EXERCISE DESCRIPTION: In the material below, identify each line bearing the word "leaves". Reproduce those lines.

Some records
## BEGIN
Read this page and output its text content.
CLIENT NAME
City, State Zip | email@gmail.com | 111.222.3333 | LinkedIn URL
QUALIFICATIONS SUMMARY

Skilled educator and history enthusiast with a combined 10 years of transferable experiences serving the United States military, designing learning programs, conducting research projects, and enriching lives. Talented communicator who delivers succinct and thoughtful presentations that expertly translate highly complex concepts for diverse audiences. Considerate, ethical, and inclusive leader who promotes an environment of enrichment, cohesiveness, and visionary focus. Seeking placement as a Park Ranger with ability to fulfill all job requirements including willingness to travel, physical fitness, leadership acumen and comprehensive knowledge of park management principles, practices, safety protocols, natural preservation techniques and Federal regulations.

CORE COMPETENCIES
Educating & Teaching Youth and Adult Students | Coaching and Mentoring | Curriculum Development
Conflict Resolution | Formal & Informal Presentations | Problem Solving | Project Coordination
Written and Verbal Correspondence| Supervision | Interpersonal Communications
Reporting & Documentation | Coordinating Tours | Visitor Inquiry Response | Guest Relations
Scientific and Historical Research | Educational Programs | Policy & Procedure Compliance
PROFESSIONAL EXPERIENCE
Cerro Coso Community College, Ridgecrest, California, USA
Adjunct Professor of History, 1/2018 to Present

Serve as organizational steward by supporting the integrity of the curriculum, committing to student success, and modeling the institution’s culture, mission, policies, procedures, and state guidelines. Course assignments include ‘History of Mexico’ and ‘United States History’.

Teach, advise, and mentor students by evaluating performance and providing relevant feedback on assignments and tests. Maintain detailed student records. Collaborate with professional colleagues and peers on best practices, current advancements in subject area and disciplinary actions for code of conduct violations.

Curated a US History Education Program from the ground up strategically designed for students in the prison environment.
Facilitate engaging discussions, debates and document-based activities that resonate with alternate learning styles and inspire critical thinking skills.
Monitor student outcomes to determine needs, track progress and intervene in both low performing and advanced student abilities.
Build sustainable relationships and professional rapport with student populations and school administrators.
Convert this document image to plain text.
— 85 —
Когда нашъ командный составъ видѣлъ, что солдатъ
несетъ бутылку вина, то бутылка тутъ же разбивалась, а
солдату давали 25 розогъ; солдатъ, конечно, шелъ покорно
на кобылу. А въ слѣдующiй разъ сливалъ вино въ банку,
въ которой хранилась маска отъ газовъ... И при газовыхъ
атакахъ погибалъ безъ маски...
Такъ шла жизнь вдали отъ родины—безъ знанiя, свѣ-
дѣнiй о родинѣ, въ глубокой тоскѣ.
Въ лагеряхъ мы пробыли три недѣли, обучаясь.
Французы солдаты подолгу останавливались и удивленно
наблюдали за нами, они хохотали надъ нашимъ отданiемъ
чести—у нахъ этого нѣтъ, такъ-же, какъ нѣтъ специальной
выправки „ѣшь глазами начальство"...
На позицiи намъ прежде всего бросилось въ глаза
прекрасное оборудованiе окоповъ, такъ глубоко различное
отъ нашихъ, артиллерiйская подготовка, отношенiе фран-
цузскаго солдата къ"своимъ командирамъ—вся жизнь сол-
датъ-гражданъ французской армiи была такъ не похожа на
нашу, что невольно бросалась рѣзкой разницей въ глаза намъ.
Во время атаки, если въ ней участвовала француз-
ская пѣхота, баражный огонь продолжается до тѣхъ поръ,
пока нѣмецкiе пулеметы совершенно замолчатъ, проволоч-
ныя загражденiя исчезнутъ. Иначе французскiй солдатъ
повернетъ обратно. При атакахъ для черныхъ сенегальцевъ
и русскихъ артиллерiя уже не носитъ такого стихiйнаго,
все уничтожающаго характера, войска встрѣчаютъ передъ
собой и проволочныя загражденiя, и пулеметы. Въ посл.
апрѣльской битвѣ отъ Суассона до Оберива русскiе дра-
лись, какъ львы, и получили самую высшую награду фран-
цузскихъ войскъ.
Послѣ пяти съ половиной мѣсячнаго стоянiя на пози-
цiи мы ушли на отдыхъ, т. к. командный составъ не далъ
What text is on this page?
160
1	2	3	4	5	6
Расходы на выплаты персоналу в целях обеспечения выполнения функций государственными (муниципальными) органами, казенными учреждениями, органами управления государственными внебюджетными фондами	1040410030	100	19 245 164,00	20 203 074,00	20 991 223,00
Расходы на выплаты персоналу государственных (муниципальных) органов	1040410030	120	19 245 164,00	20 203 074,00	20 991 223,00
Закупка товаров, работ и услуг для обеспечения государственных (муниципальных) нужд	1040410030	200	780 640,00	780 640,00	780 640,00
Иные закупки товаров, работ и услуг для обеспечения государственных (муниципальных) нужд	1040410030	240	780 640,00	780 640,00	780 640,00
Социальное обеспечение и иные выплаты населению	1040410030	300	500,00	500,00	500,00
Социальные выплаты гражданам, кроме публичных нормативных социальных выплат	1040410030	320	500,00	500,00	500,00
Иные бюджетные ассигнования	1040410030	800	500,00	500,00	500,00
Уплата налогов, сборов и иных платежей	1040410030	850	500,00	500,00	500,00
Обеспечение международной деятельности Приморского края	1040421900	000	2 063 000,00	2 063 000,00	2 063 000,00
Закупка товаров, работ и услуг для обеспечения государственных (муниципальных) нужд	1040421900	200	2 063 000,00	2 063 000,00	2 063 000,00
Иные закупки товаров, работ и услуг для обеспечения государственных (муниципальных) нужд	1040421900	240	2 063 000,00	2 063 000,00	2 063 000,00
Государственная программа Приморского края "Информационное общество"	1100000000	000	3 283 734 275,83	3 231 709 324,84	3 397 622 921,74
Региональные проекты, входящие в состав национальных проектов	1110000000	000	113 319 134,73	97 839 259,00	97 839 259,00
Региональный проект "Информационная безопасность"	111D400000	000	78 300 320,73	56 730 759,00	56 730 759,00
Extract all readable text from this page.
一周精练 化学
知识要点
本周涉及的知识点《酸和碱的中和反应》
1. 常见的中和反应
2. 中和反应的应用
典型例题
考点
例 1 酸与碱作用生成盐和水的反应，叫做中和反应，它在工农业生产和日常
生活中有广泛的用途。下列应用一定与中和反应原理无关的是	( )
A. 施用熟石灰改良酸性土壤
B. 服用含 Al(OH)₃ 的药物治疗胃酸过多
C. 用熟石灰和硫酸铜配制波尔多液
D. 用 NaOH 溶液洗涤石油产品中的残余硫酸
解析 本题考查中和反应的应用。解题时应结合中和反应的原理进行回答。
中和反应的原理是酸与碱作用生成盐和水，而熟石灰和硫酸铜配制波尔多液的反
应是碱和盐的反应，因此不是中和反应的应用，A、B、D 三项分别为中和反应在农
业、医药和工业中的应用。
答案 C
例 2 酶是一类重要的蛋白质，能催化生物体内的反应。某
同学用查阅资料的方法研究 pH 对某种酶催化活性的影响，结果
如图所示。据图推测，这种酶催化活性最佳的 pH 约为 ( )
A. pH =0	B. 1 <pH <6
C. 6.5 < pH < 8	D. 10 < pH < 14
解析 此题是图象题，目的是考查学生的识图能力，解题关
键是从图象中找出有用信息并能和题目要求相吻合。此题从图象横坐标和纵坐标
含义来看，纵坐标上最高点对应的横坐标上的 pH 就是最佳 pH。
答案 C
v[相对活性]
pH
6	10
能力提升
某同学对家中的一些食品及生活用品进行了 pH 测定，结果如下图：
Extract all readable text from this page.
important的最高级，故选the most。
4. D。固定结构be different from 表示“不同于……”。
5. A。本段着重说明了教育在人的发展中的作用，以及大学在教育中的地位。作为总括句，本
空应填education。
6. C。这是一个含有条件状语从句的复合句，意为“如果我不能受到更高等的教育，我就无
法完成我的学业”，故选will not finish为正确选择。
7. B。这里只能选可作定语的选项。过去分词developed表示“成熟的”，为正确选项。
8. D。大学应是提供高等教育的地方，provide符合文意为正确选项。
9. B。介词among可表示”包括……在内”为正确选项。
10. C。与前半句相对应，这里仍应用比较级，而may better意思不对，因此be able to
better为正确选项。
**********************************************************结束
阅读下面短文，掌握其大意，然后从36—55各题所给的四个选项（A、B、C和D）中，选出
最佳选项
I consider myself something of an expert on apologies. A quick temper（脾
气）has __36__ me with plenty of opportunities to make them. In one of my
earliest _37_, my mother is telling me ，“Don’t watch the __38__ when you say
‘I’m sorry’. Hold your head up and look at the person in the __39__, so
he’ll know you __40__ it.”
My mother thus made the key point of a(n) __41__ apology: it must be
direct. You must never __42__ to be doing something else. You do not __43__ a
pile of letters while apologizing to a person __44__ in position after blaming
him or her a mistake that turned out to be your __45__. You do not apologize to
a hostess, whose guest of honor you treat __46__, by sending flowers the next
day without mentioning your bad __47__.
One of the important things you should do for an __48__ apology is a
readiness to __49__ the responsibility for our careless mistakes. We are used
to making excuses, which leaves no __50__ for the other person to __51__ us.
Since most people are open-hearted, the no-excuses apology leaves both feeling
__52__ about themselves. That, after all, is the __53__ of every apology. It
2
## END
REPLY:
to making excuses, which leaves no __50__ for the other person to __51__ us.
Since most people are open-hearted, the no-excuses apology leaves both feeling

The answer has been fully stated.